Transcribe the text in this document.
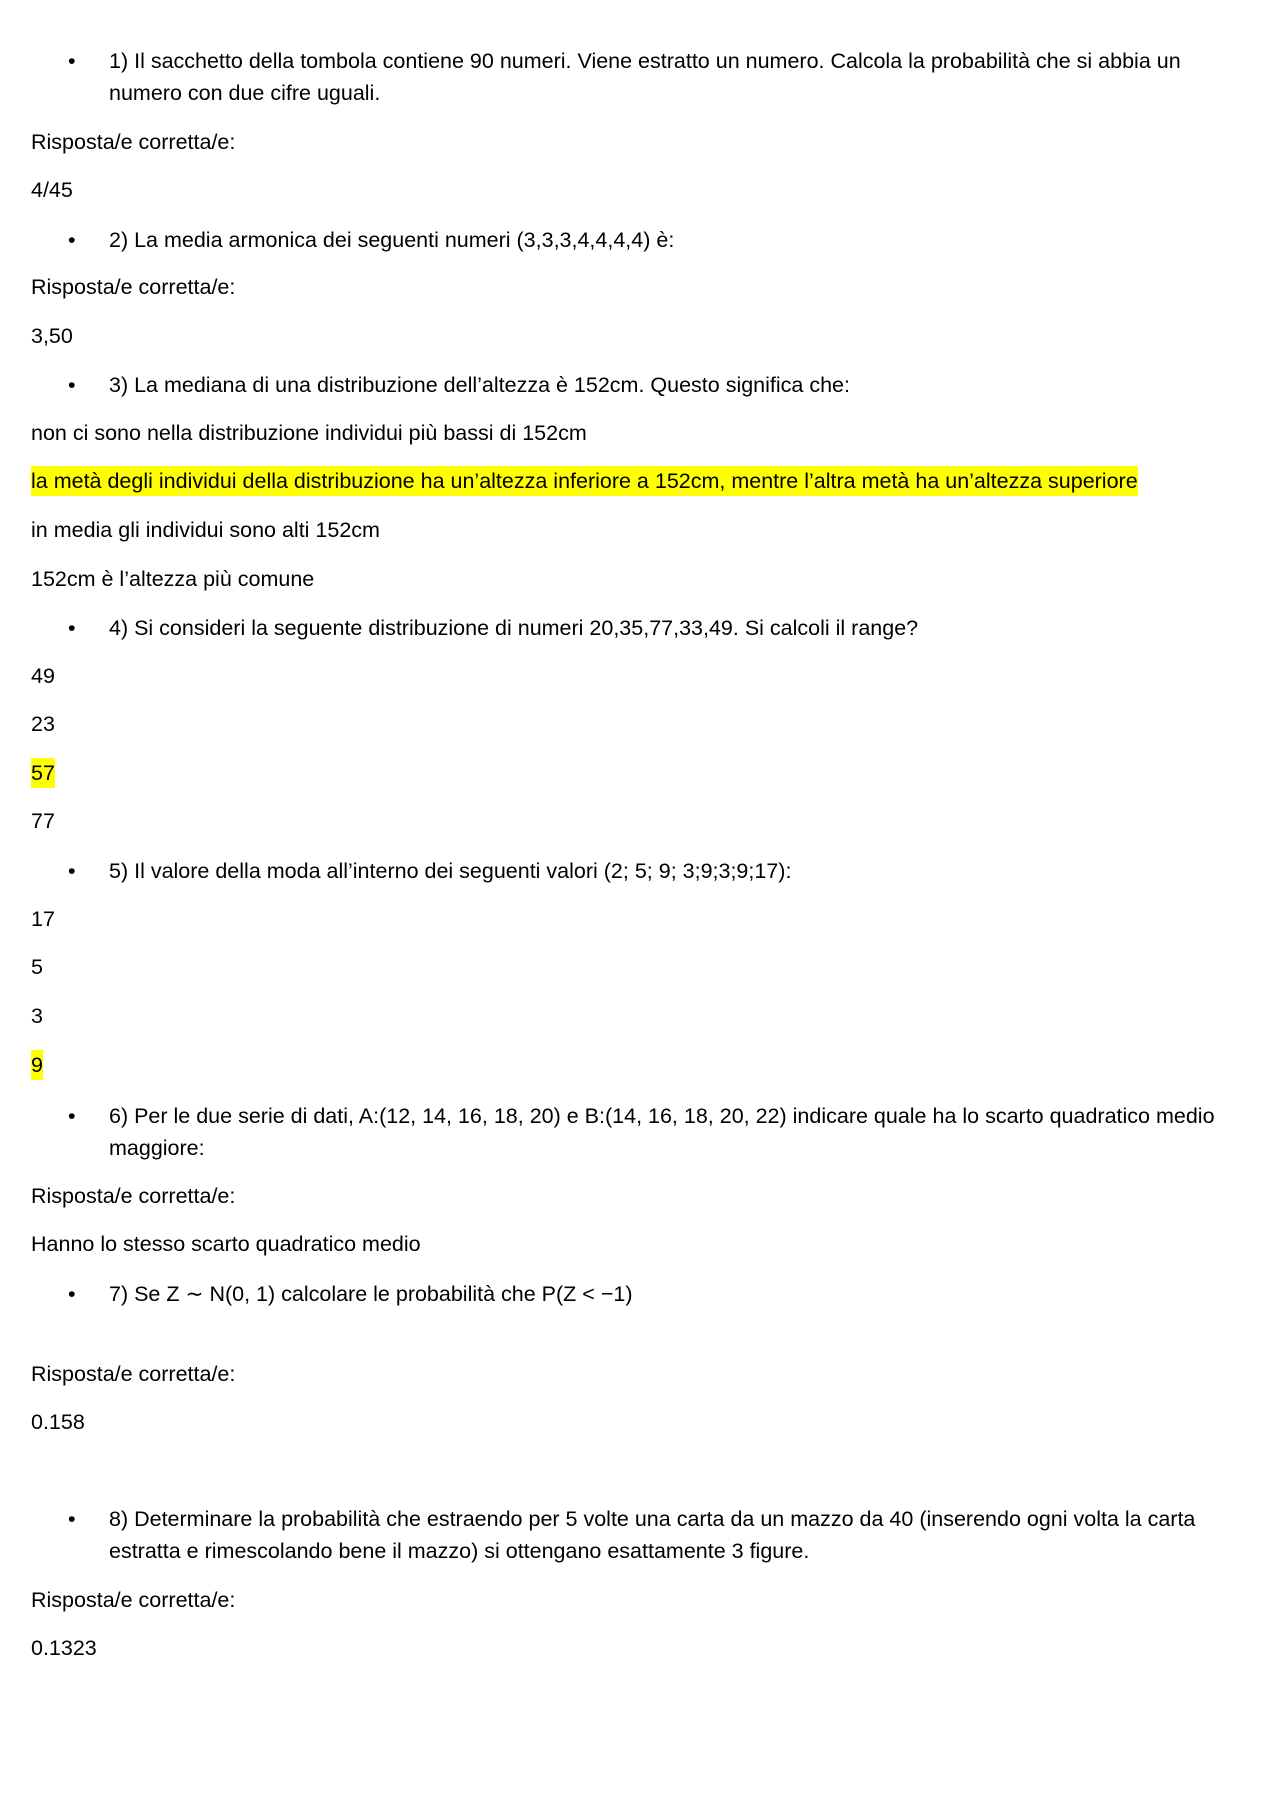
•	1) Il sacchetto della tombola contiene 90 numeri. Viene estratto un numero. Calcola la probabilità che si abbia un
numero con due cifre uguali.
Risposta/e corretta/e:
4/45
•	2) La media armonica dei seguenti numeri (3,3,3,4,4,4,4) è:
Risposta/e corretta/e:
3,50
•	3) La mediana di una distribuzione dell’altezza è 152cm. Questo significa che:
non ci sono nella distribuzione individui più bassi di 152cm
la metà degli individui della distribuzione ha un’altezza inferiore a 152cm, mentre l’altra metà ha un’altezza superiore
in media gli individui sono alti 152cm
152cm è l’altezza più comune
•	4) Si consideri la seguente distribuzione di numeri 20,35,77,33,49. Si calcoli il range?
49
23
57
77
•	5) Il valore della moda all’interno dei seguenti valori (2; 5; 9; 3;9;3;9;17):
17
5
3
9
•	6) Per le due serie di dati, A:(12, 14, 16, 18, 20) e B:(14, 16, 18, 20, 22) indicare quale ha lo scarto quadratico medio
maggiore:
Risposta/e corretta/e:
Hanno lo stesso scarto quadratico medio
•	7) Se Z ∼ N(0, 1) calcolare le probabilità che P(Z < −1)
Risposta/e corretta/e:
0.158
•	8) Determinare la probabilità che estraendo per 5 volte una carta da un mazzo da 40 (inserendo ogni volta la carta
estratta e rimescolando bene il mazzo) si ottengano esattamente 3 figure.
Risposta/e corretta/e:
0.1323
════════════════
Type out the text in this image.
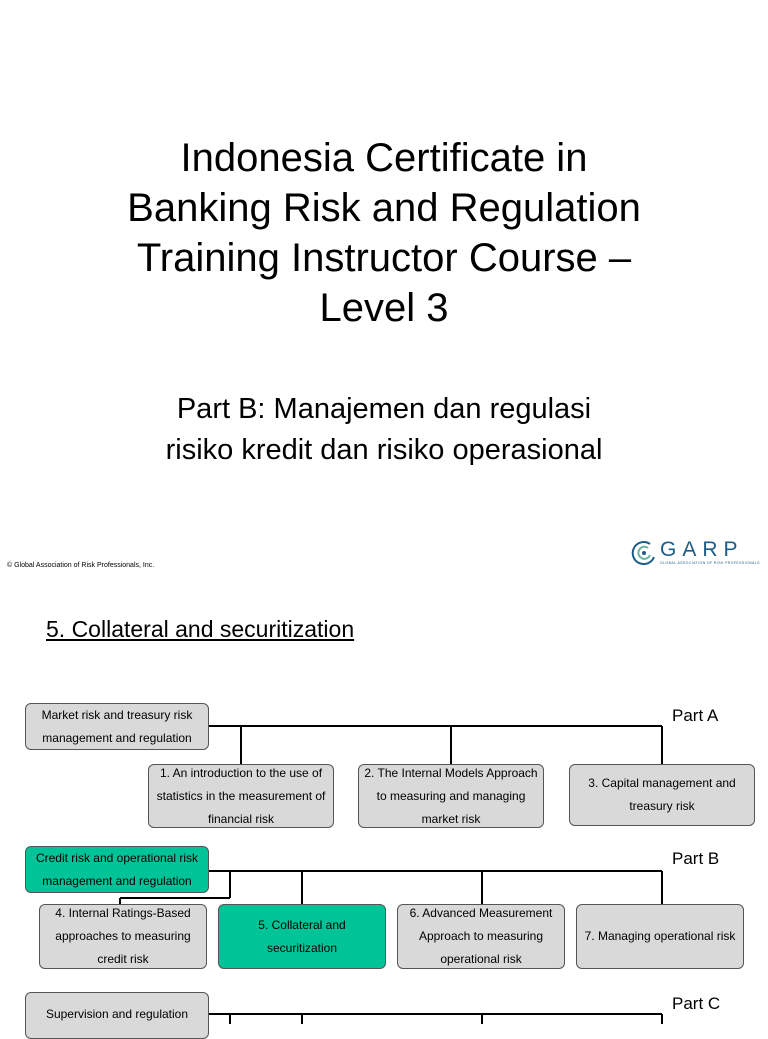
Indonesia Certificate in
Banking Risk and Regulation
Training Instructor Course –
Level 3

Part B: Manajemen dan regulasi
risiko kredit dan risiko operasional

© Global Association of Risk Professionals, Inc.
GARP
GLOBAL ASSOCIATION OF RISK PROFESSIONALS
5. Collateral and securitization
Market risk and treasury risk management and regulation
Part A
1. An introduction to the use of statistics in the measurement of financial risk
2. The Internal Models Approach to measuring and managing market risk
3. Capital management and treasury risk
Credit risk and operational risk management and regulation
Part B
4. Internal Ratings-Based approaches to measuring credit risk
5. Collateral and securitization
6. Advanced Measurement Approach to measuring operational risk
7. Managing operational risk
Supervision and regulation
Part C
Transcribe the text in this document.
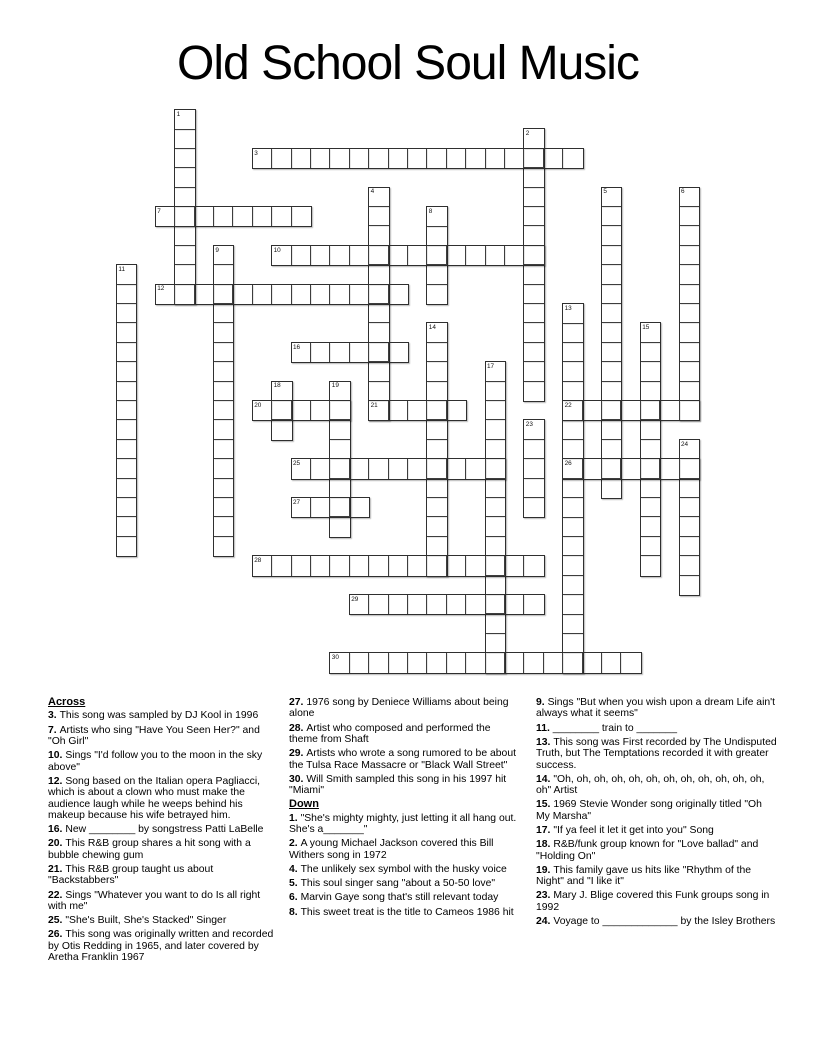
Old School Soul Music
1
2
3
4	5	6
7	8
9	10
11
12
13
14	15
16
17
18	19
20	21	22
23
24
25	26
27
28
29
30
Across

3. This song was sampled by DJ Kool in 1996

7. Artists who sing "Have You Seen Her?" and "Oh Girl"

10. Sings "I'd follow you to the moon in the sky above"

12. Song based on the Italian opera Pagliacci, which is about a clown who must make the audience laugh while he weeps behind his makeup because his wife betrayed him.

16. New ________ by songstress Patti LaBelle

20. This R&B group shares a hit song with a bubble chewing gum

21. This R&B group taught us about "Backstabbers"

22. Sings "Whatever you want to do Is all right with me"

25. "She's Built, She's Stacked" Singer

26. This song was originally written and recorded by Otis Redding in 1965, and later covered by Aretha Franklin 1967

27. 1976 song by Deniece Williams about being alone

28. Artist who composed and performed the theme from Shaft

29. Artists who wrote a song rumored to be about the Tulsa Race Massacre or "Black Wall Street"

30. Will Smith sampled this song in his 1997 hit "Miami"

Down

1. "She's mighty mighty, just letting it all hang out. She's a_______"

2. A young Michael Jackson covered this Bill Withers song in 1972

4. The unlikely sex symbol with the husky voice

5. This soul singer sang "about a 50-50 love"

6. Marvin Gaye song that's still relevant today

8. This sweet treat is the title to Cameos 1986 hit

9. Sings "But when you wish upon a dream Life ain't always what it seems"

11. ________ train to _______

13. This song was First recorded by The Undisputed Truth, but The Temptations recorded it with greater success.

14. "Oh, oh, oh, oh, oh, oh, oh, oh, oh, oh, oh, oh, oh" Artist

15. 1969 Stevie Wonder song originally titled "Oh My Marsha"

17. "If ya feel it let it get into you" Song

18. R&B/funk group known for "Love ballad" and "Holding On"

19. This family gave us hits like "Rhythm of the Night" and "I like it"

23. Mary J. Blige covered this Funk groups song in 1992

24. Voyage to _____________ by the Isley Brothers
════════════════
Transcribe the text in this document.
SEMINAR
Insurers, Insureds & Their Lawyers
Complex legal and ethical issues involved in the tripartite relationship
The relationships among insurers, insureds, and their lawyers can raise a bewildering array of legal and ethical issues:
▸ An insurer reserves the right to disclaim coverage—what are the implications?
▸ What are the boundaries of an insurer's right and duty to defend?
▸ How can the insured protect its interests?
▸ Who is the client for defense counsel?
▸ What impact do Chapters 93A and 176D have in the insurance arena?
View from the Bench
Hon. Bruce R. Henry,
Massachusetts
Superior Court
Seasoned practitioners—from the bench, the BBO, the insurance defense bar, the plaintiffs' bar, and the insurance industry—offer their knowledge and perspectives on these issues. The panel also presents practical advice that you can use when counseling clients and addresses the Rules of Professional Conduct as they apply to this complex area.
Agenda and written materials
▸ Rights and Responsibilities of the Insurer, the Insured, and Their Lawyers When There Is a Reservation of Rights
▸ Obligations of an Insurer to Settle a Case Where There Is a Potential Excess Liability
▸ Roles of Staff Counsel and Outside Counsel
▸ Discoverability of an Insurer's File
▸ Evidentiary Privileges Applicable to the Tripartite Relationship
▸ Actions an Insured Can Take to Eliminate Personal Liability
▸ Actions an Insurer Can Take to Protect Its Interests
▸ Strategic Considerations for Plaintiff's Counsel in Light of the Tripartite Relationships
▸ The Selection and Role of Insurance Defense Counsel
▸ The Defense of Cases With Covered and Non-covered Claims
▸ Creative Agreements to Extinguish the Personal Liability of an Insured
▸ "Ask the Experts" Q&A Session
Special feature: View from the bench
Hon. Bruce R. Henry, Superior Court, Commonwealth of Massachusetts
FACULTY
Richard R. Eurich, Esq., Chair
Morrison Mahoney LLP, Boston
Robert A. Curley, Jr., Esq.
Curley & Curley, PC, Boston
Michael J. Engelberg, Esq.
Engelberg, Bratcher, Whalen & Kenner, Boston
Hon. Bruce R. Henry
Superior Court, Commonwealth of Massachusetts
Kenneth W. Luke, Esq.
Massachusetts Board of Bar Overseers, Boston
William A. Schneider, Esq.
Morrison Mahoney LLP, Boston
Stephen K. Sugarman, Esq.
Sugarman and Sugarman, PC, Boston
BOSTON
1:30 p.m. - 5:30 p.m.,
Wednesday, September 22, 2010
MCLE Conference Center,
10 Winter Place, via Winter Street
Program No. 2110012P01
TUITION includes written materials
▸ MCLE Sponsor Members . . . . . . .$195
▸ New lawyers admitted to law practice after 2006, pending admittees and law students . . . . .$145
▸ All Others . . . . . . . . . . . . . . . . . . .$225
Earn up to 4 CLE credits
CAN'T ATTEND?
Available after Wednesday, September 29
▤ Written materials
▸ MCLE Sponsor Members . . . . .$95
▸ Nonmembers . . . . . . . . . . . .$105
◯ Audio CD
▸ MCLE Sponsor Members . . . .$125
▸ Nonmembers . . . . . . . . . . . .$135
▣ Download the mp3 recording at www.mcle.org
════════════════
• [Exercise]: Return each line where "della" shows up.

• [Solution to this exercise]:
•	1) Il sacchetto della tombola contiene 90 numeri. Viene estratto un numero. Calcola la probabilità che si abbia un
la metà degli individui della distribuzione ha un’altezza inferiore a 152cm, mentre l’altra metà ha un’altezza superiore
•	5) Il valore della moda all’interno dei seguenti valori (2; 5; 9; 3;9;3;9;17):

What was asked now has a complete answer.